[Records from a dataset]
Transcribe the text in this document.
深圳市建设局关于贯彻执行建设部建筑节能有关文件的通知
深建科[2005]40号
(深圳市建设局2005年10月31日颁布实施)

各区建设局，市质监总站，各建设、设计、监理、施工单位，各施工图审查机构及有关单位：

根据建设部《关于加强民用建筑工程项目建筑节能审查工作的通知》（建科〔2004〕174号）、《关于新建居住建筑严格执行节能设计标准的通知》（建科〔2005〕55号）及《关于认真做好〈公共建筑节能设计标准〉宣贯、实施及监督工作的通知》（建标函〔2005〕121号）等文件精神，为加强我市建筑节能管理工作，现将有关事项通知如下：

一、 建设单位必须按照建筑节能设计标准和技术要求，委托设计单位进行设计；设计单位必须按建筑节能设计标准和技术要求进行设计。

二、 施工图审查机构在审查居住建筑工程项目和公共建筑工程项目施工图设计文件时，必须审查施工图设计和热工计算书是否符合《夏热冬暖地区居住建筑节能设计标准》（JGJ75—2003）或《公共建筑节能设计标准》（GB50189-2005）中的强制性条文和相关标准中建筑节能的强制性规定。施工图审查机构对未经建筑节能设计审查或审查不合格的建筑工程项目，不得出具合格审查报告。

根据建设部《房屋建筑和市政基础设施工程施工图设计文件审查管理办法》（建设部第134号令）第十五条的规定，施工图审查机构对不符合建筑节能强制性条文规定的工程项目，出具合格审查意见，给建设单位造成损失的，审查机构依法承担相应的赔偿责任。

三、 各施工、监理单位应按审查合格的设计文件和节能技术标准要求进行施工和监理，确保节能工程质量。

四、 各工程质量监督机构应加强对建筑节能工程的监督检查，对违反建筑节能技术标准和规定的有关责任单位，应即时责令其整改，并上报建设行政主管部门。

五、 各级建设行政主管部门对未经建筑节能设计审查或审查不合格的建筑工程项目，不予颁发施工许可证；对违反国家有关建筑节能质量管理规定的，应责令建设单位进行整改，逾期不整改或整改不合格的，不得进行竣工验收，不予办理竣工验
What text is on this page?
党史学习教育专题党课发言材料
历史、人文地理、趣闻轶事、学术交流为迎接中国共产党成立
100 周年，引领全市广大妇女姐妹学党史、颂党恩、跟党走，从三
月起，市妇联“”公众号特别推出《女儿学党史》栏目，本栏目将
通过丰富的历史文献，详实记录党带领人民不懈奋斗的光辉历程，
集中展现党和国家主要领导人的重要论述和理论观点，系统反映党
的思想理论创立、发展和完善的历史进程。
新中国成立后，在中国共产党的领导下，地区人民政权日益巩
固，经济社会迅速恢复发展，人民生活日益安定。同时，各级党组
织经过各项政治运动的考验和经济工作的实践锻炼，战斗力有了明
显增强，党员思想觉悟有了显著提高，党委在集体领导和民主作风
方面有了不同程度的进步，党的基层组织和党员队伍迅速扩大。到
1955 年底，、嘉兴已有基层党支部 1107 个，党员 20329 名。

- **Directions**:
Spot every line that holds "text" and copy it.

- **Result for this exercise**:
Transcribe the text in this document.
What text is on this page?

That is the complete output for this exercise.